EXERCISE REQUIREMENTS – Identify all lines of the data containing the string "Streamlit" and copy them.

Records excerpted from a collection
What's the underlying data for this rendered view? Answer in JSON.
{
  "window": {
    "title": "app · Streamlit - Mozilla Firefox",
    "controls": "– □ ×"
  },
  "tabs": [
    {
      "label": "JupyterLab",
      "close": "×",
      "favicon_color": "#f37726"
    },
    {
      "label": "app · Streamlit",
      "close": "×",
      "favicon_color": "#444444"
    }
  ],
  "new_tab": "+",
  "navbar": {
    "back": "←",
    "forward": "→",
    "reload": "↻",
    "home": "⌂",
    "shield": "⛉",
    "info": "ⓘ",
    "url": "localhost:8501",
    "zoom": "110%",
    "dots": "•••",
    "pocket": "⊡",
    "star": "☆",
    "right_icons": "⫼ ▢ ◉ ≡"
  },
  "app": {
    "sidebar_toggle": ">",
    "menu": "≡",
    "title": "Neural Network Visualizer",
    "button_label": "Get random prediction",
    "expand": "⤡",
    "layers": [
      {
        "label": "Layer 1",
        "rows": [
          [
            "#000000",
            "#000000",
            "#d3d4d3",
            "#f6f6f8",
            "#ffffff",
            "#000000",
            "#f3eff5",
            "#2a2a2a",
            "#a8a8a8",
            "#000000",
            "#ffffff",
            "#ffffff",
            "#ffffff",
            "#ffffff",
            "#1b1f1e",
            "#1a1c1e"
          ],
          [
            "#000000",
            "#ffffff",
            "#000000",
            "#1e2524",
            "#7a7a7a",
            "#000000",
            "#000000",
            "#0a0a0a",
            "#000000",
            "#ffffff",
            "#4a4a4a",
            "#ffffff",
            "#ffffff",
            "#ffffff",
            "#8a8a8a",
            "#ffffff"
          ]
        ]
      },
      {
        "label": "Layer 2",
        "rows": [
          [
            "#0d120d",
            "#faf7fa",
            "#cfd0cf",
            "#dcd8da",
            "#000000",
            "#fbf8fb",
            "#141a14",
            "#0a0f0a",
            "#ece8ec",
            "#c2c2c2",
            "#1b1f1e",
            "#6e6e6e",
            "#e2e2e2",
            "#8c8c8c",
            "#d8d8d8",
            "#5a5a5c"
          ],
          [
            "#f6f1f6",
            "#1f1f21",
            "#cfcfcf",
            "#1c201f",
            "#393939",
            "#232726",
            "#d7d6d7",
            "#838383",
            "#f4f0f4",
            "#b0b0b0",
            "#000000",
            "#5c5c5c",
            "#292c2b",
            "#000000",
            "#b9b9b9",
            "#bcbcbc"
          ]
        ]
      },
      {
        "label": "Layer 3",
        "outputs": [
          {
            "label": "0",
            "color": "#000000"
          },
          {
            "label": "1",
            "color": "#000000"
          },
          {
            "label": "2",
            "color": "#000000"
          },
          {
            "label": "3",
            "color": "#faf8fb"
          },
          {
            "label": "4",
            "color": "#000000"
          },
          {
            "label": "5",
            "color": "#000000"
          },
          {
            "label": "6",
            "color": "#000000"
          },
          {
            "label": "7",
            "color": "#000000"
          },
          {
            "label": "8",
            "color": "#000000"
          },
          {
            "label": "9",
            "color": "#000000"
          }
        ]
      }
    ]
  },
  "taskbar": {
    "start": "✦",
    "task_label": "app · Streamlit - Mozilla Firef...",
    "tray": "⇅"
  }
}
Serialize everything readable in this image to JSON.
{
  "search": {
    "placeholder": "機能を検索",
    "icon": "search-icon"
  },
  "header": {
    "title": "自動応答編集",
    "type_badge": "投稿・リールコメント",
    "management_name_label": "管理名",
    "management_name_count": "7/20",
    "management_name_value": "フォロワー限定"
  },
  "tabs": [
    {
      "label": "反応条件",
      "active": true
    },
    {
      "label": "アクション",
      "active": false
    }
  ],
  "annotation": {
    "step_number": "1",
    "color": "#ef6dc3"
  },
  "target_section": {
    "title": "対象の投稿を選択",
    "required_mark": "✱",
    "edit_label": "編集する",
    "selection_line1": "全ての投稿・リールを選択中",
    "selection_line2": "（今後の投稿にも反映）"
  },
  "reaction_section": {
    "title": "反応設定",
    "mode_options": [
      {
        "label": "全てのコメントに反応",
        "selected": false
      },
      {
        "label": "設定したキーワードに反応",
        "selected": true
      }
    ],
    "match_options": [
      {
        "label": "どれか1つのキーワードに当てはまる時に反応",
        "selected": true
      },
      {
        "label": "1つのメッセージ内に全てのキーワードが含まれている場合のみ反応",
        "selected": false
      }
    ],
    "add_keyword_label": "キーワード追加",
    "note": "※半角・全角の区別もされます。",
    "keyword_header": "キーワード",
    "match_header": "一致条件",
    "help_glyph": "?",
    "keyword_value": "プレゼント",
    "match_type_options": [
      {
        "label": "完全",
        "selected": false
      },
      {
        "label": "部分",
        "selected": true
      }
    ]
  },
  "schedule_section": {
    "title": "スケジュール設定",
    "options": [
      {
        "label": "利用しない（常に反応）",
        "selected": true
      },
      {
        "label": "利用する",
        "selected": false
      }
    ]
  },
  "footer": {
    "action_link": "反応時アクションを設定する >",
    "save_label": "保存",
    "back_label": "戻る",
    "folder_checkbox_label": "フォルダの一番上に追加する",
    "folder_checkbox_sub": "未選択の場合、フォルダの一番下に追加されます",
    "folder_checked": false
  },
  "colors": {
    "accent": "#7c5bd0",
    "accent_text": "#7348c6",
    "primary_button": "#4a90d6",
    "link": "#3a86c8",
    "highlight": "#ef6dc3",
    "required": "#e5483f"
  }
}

SOLUTION FOR THIS EXERCISE –
    "title": "app · Streamlit - Mozilla Firefox",
      "label": "app · Streamlit",
    "task_label": "app · Streamlit - Mozilla Firef...",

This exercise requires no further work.